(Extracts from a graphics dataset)
— Start —

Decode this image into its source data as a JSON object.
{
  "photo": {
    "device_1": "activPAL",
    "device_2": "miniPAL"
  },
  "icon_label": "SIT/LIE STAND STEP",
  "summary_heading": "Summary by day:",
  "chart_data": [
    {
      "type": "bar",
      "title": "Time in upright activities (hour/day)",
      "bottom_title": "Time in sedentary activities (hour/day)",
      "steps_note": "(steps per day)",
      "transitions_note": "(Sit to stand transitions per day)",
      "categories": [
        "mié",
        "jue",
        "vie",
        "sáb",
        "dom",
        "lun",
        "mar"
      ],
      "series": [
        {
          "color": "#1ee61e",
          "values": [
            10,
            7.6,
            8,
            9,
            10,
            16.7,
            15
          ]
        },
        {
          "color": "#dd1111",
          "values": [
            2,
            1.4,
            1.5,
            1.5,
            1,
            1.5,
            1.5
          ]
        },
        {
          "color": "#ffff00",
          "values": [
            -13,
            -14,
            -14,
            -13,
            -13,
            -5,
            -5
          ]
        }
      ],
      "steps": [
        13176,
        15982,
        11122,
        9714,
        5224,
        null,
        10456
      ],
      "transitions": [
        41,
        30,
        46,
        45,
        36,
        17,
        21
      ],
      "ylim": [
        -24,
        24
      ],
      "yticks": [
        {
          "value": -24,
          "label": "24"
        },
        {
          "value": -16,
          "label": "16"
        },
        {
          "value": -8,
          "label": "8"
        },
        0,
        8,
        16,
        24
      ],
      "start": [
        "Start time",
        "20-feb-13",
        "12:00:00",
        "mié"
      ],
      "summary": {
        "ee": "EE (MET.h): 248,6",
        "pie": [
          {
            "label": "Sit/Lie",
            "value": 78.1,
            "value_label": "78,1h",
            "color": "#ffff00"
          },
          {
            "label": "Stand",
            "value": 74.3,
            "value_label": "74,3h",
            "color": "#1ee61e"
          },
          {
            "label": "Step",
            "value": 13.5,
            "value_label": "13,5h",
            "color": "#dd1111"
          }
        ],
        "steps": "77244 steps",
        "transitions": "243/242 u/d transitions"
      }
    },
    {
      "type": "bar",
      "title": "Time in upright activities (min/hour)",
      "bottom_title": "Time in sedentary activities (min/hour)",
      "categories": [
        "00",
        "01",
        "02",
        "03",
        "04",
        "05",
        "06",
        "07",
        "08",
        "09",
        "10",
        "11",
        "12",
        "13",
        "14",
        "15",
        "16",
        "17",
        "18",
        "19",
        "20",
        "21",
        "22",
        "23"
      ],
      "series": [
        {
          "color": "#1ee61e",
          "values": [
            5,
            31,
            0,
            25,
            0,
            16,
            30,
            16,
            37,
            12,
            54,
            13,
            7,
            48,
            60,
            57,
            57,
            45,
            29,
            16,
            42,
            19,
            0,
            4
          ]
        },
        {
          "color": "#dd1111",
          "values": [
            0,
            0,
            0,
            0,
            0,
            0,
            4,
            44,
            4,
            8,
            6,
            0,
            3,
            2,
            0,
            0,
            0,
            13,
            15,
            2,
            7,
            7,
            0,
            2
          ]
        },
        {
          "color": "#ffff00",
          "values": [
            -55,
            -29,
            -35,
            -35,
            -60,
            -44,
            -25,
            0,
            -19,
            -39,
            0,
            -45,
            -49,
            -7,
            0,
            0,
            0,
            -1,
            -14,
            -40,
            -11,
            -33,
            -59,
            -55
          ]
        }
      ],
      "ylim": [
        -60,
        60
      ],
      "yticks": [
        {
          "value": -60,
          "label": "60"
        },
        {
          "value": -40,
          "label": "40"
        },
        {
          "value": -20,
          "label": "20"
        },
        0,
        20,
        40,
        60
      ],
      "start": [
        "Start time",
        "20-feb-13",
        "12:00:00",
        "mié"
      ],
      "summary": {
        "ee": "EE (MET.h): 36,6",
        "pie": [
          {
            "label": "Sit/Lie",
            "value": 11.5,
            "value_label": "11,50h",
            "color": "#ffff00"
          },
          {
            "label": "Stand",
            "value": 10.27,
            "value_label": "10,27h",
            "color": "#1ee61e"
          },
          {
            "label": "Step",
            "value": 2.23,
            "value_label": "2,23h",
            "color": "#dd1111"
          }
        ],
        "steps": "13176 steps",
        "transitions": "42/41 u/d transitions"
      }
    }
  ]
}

— End —

Problem description: What is the number of lines in the listing above that contain the string "activities"? Give only the number.

Response to this exercise: 4